-- start of Records to process --
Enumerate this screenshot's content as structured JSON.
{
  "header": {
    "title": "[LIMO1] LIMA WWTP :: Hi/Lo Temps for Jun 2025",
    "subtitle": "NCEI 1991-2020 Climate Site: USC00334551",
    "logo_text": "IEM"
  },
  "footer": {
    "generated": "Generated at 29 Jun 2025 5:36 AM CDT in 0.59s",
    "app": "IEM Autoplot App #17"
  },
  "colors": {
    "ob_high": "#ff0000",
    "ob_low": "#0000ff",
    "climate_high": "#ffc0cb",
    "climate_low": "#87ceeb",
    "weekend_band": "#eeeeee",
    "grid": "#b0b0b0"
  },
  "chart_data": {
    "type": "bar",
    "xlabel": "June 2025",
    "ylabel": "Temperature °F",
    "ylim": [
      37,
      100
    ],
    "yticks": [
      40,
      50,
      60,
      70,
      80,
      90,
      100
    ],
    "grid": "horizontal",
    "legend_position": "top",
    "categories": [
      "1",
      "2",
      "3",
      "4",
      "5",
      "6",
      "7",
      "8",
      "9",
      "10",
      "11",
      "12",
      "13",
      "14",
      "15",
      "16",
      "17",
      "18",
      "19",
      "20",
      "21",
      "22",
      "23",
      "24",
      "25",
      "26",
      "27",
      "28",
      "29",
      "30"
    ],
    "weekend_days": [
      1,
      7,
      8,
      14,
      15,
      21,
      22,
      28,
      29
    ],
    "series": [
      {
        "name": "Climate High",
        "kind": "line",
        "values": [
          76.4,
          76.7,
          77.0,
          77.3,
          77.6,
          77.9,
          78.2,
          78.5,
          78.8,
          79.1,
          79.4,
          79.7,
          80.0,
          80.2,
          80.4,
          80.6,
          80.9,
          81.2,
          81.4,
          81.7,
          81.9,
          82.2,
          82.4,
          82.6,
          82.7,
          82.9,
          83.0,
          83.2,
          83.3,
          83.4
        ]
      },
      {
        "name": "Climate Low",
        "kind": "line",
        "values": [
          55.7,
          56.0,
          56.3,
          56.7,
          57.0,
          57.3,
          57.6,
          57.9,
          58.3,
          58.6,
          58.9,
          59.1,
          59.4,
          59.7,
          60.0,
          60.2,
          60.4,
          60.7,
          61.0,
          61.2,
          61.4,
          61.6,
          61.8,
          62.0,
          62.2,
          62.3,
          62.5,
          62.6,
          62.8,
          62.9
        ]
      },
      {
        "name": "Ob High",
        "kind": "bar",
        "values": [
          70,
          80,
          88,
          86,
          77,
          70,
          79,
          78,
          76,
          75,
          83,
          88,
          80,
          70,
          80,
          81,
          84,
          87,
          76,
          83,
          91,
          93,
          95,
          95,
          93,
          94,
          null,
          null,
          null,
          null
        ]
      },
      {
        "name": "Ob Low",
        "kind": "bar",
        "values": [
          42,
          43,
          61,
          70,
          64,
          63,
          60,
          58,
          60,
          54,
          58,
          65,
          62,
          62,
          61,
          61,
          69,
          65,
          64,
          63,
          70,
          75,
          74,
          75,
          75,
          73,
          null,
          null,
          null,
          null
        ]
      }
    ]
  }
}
-- end of Records to process --
-- start of Records to process --
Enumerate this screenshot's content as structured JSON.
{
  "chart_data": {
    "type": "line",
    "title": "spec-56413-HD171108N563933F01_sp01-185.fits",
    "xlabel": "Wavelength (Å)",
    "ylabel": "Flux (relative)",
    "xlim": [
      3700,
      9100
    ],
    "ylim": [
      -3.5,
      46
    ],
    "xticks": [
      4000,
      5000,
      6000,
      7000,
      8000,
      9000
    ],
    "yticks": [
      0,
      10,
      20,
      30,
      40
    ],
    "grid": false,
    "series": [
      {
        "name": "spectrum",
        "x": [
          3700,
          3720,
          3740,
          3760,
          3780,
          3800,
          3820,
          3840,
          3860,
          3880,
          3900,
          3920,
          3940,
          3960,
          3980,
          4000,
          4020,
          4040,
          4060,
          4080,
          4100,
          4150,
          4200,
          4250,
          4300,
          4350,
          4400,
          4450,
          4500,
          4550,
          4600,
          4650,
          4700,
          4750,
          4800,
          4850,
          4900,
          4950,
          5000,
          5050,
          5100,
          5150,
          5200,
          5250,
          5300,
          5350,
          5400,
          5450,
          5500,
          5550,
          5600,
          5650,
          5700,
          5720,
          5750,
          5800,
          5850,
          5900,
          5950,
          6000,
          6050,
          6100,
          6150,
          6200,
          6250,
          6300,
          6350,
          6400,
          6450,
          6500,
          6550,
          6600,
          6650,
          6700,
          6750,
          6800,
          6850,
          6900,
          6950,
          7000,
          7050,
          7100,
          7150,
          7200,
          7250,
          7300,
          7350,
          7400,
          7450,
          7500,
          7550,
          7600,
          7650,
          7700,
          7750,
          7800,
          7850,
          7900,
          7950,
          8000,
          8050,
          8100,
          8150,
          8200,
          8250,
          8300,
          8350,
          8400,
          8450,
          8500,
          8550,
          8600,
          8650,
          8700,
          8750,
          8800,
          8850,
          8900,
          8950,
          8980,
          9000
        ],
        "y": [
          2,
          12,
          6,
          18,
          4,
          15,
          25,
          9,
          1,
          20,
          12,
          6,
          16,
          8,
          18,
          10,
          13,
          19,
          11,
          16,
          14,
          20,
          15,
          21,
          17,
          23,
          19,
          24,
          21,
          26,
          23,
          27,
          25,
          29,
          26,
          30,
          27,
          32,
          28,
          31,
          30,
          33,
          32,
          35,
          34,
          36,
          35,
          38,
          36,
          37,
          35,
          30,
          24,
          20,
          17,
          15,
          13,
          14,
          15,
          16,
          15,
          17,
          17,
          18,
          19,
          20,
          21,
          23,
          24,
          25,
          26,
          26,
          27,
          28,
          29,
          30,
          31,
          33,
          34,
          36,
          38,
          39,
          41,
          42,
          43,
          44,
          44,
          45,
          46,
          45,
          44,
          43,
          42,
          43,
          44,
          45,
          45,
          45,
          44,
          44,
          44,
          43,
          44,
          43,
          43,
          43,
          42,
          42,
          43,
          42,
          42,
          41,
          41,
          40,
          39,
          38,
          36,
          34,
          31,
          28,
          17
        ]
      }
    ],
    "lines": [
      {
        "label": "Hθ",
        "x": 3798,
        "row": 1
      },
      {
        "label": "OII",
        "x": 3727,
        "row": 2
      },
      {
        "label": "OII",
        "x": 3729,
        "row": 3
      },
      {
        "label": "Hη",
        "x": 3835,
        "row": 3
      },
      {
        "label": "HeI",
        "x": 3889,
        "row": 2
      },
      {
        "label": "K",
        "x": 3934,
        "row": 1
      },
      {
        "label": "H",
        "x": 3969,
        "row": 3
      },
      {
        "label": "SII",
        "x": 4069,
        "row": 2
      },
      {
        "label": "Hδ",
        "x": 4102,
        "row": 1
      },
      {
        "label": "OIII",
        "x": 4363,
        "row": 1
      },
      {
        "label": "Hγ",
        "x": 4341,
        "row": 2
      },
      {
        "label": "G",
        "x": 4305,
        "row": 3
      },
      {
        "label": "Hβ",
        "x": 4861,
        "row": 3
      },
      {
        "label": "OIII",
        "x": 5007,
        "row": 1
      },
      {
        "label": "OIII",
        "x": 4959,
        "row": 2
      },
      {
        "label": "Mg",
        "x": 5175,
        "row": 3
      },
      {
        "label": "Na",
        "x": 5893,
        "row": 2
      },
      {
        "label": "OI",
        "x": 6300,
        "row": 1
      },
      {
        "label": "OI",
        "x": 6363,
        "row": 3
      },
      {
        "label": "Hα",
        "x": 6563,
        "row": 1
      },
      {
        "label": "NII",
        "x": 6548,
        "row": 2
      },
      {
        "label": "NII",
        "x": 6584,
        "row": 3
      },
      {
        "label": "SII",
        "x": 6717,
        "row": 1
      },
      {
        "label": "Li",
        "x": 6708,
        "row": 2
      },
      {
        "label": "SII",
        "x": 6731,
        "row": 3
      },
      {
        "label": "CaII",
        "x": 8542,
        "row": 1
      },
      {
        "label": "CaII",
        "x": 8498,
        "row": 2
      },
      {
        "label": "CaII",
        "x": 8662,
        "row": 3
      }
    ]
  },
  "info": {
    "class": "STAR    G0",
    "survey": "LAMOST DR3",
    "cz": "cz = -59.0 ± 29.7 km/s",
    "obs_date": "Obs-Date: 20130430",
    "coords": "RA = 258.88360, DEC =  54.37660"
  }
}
-- end of Records to process --
-- start of Records to process --
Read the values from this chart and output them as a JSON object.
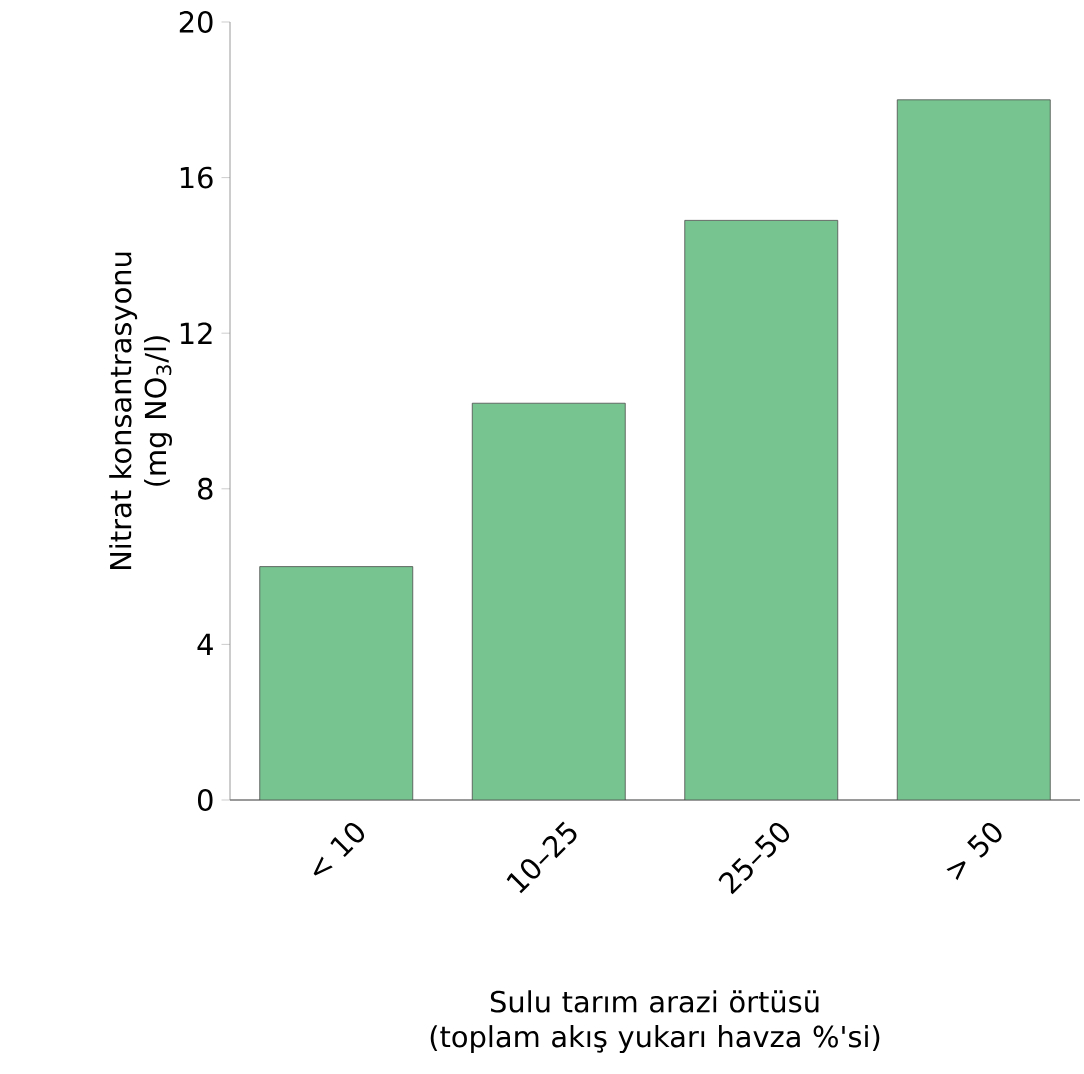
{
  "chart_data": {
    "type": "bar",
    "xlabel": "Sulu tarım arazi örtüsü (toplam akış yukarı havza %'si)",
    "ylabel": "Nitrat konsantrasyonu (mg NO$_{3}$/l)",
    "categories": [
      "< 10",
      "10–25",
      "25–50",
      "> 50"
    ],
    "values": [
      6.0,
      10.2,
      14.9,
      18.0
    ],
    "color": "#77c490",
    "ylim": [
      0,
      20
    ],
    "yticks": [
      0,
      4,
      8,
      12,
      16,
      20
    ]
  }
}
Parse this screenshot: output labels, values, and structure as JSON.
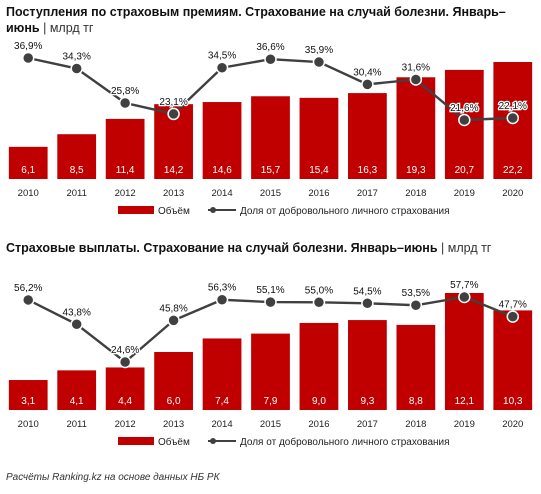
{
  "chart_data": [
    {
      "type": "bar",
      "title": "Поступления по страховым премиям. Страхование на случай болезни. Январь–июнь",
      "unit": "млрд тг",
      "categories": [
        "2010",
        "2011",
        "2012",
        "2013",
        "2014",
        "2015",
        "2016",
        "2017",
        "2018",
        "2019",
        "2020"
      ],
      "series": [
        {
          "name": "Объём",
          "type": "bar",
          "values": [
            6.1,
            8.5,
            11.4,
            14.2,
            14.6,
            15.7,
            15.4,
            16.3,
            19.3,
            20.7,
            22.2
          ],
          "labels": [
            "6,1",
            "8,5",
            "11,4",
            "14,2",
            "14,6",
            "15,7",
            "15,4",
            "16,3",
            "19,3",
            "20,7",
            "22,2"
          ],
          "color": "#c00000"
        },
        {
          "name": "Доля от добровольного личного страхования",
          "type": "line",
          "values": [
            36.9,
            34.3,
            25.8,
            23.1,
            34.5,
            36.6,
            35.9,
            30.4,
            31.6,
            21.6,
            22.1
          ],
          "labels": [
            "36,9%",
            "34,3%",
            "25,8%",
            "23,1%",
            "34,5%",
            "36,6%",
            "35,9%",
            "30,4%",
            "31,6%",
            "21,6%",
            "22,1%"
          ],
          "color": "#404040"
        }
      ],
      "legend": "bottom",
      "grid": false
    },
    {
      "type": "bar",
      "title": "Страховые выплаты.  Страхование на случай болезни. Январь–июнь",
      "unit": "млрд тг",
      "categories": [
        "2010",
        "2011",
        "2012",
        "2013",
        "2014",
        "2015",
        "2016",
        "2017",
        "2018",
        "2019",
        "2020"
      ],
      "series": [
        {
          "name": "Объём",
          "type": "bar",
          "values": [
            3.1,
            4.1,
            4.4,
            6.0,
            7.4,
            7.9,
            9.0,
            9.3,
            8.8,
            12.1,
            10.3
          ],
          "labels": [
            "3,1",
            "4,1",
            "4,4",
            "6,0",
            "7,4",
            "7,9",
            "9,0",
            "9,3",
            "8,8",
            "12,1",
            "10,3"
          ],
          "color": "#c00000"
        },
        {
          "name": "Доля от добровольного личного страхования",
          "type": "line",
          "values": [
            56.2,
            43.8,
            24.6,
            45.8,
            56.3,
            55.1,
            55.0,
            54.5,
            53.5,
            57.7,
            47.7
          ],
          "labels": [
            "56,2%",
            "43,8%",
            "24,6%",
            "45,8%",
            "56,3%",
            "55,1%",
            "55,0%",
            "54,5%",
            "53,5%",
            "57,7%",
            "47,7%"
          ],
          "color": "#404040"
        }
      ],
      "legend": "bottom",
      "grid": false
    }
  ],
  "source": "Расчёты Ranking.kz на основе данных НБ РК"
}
-- end of Records to process --
◆ **What is required**:
Identify and copy the lines holding the word "июнь".

◆ **Answer for the task**:
      "title": "Поступления по страховым премиям. Страхование на случай болезни. Январь–июнь",
      "title": "Страховые выплаты.  Страхование на случай болезни. Январь–июнь",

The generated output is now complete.